### [Requirements]
Omit all pictures. Copy the rest of the material exactly.

-- START --

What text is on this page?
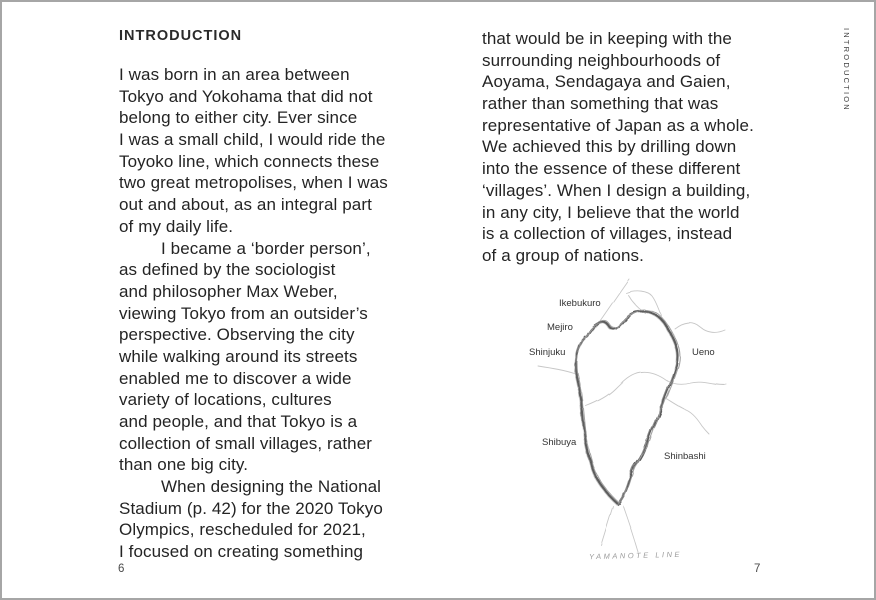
INTRODUCTION
I was born in an area between
Tokyo and Yokohama that did not
belong to either city. Ever since
I was a small child, I would ride the
Toyoko line, which connects these
two great metropolises, when I was
out and about, as an integral part
of my daily life.
I became a ‘border person’,
as defined by the sociologist
and philosopher Max Weber,
viewing Tokyo from an outsider’s
perspective. Observing the city
while walking around its streets
enabled me to discover a wide
variety of locations, cultures
and people, and that Tokyo is a
collection of small villages, rather
than one big city.
When designing the National
Stadium (p. 42) for the 2020 Tokyo
Olympics, rescheduled for 2021,
I focused on creating something
6
that would be in keeping with the
surrounding neighbourhoods of
Aoyama, Sendagaya and Gaien,
rather than something that was
representative of Japan as a whole.
We achieved this by drilling down
into the essence of these different
‘villages’. When I design a building,
in any city, I believe that the world
is a collection of villages, instead
of a group of nations.
Ikebukuro
Mejiro
Shinjuku	Ueno
Shibuya
Shinbashi
YAMANOTE LINE
INTRODUCTION
7
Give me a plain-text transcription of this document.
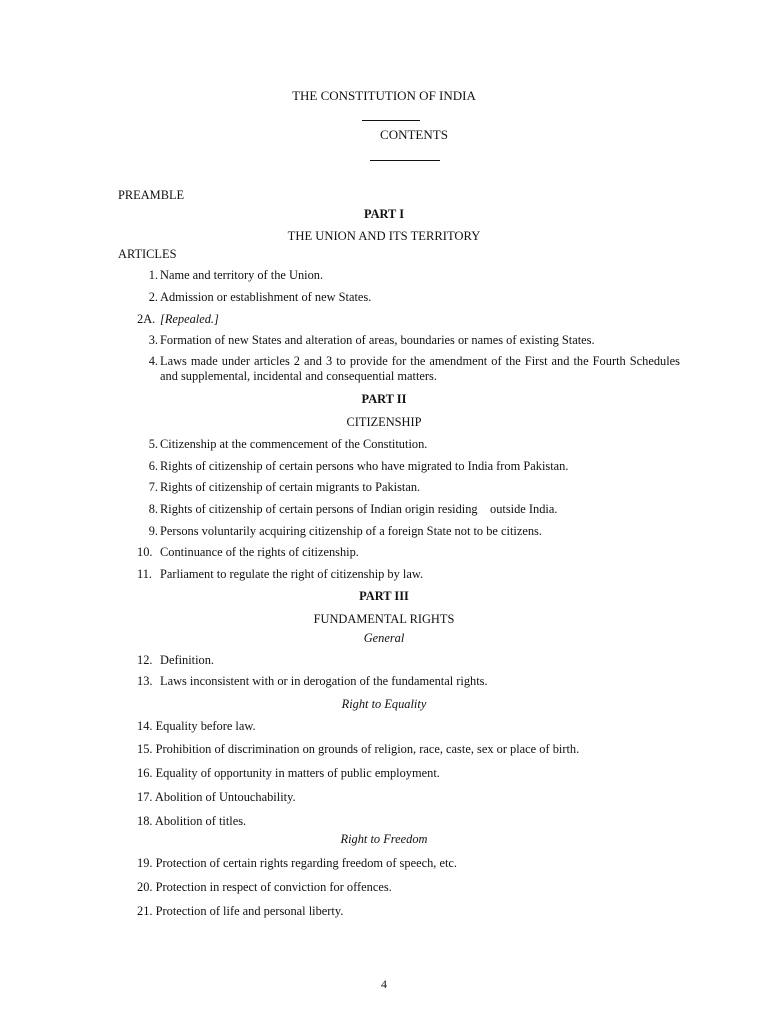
THE CONSTITUTION OF INDIA
CONTENTS
PREAMBLE
PART I
THE UNION AND ITS TERRITORY
ARTICLES
1. Name and territory of the Union.
2. Admission or establishment of new States.
2A. [Repealed.]
3. Formation of new States and alteration of areas, boundaries or names of existing States.
4. Laws made under articles 2 and 3 to provide for the amendment of the First and the Fourth Schedules and supplemental, incidental and consequential matters.
PART II
CITIZENSHIP
5. Citizenship at the commencement of the Constitution.
6. Rights of citizenship of certain persons who have migrated to India from Pakistan.
7. Rights of citizenship of certain migrants to Pakistan.
8. Rights of citizenship of certain persons of Indian origin residing    outside India.
9. Persons voluntarily acquiring citizenship of a foreign State not to be citizens.
10. Continuance of the rights of citizenship.
11. Parliament to regulate the right of citizenship by law.
PART III
FUNDAMENTAL RIGHTS
General
12. Definition.
13. Laws inconsistent with or in derogation of the fundamental rights.
Right to Equality
14. Equality before law.
15. Prohibition of discrimination on grounds of religion, race, caste, sex or place of birth.
16. Equality of opportunity in matters of public employment.
17. Abolition of Untouchability.
18. Abolition of titles.
Right to Freedom
19. Protection of certain rights regarding freedom of speech, etc.
20. Protection in respect of conviction for offences.
21. Protection of life and personal liberty.
4
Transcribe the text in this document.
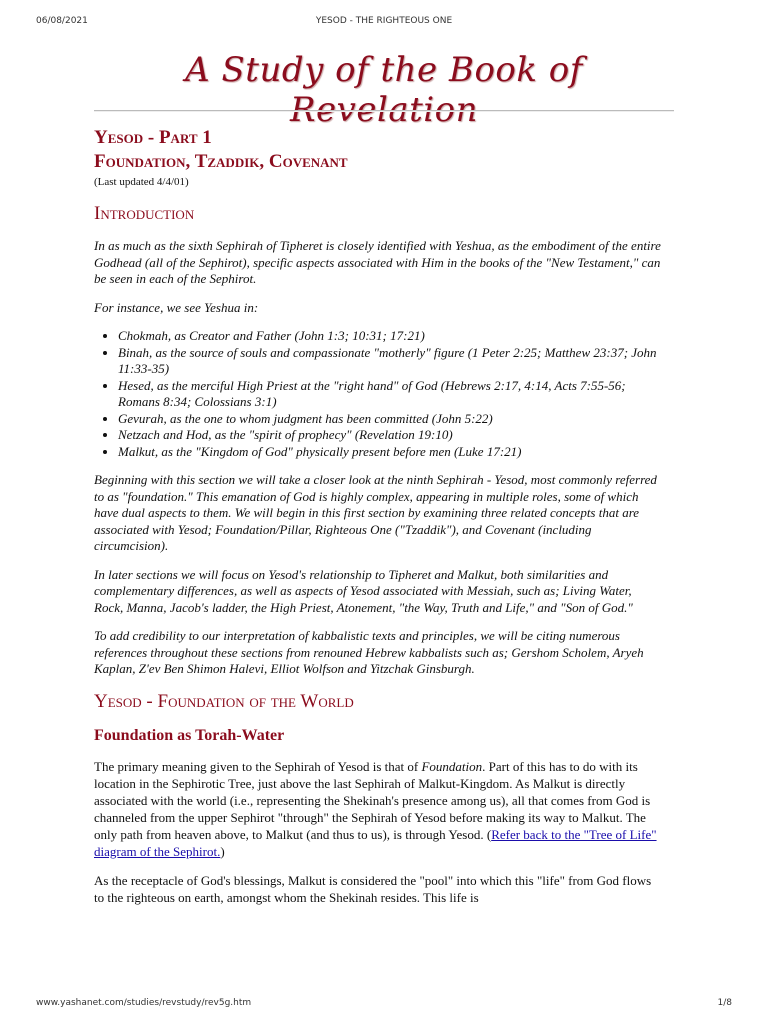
06/08/2021	YESOD - THE RIGHTEOUS ONE
A Study of the Book of Revelation
Yesod - Part 1
Foundation, Tzaddik, Covenant
(Last updated 4/4/01)
Introduction

In as much as the sixth Sephirah of Tipheret is closely identified with Yeshua, as the embodiment of the entire Godhead (all of the Sephirot), specific aspects associated with Him in the books of the "New Testament," can be seen in each of the Sephirot.

For instance, we see Yeshua in:

• Chokmah, as Creator and Father (John 1:3; 10:31; 17:21)
• Binah, as the source of souls and compassionate "motherly" figure (1 Peter 2:25; Matthew 23:37; John 11:33-35)
• Hesed, as the merciful High Priest at the "right hand" of God (Hebrews 2:17, 4:14, Acts 7:55-56; Romans 8:34; Colossians 3:1)
• Gevurah, as the one to whom judgment has been committed (John 5:22)
• Netzach and Hod, as the "spirit of prophecy" (Revelation 19:10)
• Malkut, as the "Kingdom of God" physically present before men (Luke 17:21)

Beginning with this section we will take a closer look at the ninth Sephirah - Yesod, most commonly referred to as "foundation." This emanation of God is highly complex, appearing in multiple roles, some of which have dual aspects to them. We will begin in this first section by examining three related concepts that are associated with Yesod; Foundation/Pillar, Righteous One ("Tzaddik"), and Covenant (including circumcision).

In later sections we will focus on Yesod's relationship to Tipheret and Malkut, both similarities and complementary differences, as well as aspects of Yesod associated with Messiah, such as; Living Water, Rock, Manna, Jacob's ladder, the High Priest, Atonement, "the Way, Truth and Life," and "Son of God."

To add credibility to our interpretation of kabbalistic texts and principles, we will be citing numerous references throughout these sections from renouned Hebrew kabbalists such as; Gershom Scholem, Aryeh Kaplan, Z'ev Ben Shimon Halevi, Elliot Wolfson and Yitzchak Ginsburgh.

Yesod - Foundation of the World
Foundation as Torah-Water

The primary meaning given to the Sephirah of Yesod is that of Foundation. Part of this has to do with its location in the Sephirotic Tree, just above the last Sephirah of Malkut-Kingdom. As Malkut is directly associated with the world (i.e., representing the Shekinah's presence among us), all that comes from God is channeled from the upper Sephirot "through" the Sephirah of Yesod before making its way to Malkut. The only path from heaven above, to Malkut (and thus to us), is through Yesod. (Refer back to the "Tree of Life" diagram of the Sephirot.)

As the receptacle of God's blessings, Malkut is considered the "pool" into which this "life" from God flows to the righteous on earth, amongst whom the Shekinah resides. This life is

www.yashanet.com/studies/revstudy/rev5g.htm	1/8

-- END --

### [Full answer]
What text is on this page?
INTRODUCTION
I was born in an area between
Tokyo and Yokohama that did not
belong to either city. Ever since
I was a small child, I would ride the
Toyoko line, which connects these
two great metropolises, when I was
out and about, as an integral part
of my daily life.
I became a ‘border person’,
as defined by the sociologist
and philosopher Max Weber,
viewing Tokyo from an outsider’s
perspective. Observing the city
while walking around its streets
enabled me to discover a wide
variety of locations, cultures
and people, and that Tokyo is a
collection of small villages, rather
than one big city.
When designing the National
Stadium (p. 42) for the 2020 Tokyo
Olympics, rescheduled for 2021,
I focused on creating something
6
that would be in keeping with the
surrounding neighbourhoods of
Aoyama, Sendagaya and Gaien,
rather than something that was
representative of Japan as a whole.
We achieved this by drilling down
into the essence of these different
‘villages’. When I design a building,
in any city, I believe that the world
is a collection of villages, instead
of a group of nations.
Ikebukuro
Mejiro
Shinjuku	Ueno
Shibuya
Shinbashi
YAMANOTE LINE
INTRODUCTION
7
Give me a plain-text transcription of this document.
THE CONSTITUTION OF INDIA
CONTENTS
PREAMBLE
PART I
THE UNION AND ITS TERRITORY
ARTICLES
1. Name and territory of the Union.
2. Admission or establishment of new States.
2A. [Repealed.]
3. Formation of new States and alteration of areas, boundaries or names of existing States.
4. Laws made under articles 2 and 3 to provide for the amendment of the First and the Fourth Schedules and supplemental, incidental and consequential matters.
PART II
CITIZENSHIP
5. Citizenship at the commencement of the Constitution.
6. Rights of citizenship of certain persons who have migrated to India from Pakistan.
7. Rights of citizenship of certain migrants to Pakistan.
8. Rights of citizenship of certain persons of Indian origin residing    outside India.
9. Persons voluntarily acquiring citizenship of a foreign State not to be citizens.
10. Continuance of the rights of citizenship.
11. Parliament to regulate the right of citizenship by law.
PART III
FUNDAMENTAL RIGHTS
General
12. Definition.
13. Laws inconsistent with or in derogation of the fundamental rights.
Right to Equality
14. Equality before law.
15. Prohibition of discrimination on grounds of religion, race, caste, sex or place of birth.
16. Equality of opportunity in matters of public employment.
17. Abolition of Untouchability.
18. Abolition of titles.
Right to Freedom
19. Protection of certain rights regarding freedom of speech, etc.
20. Protection in respect of conviction for offences.
21. Protection of life and personal liberty.
4
Transcribe the text in this document.
06/08/2021	YESOD - THE RIGHTEOUS ONE
A Study of the Book of Revelation
Yesod - Part 1
Foundation, Tzaddik, Covenant
(Last updated 4/4/01)
Introduction

In as much as the sixth Sephirah of Tipheret is closely identified with Yeshua, as the embodiment of the entire Godhead (all of the Sephirot), specific aspects associated with Him in the books of the "New Testament," can be seen in each of the Sephirot.

For instance, we see Yeshua in:

• Chokmah, as Creator and Father (John 1:3; 10:31; 17:21)
• Binah, as the source of souls and compassionate "motherly" figure (1 Peter 2:25; Matthew 23:37; John 11:33-35)
• Hesed, as the merciful High Priest at the "right hand" of God (Hebrews 2:17, 4:14, Acts 7:55-56; Romans 8:34; Colossians 3:1)
• Gevurah, as the one to whom judgment has been committed (John 5:22)
• Netzach and Hod, as the "spirit of prophecy" (Revelation 19:10)
• Malkut, as the "Kingdom of God" physically present before men (Luke 17:21)

Beginning with this section we will take a closer look at the ninth Sephirah - Yesod, most commonly referred to as "foundation." This emanation of God is highly complex, appearing in multiple roles, some of which have dual aspects to them. We will begin in this first section by examining three related concepts that are associated with Yesod; Foundation/Pillar, Righteous One ("Tzaddik"), and Covenant (including circumcision).

In later sections we will focus on Yesod's relationship to Tipheret and Malkut, both similarities and complementary differences, as well as aspects of Yesod associated with Messiah, such as; Living Water, Rock, Manna, Jacob's ladder, the High Priest, Atonement, "the Way, Truth and Life," and "Son of God."

To add credibility to our interpretation of kabbalistic texts and principles, we will be citing numerous references throughout these sections from renouned Hebrew kabbalists such as; Gershom Scholem, Aryeh Kaplan, Z'ev Ben Shimon Halevi, Elliot Wolfson and Yitzchak Ginsburgh.

Yesod - Foundation of the World
Foundation as Torah-Water

The primary meaning given to the Sephirah of Yesod is that of Foundation. Part of this has to do with its location in the Sephirotic Tree, just above the last Sephirah of Malkut-Kingdom. As Malkut is directly associated with the world (i.e., representing the Shekinah's presence among us), all that comes from God is channeled from the upper Sephirot "through" the Sephirah of Yesod before making its way to Malkut. The only path from heaven above, to Malkut (and thus to us), is through Yesod. (Refer back to the "Tree of Life" diagram of the Sephirot.)

As the receptacle of God's blessings, Malkut is considered the "pool" into which this "life" from God flows to the righteous on earth, amongst whom the Shekinah resides. This life is

www.yashanet.com/studies/revstudy/rev5g.htm	1/8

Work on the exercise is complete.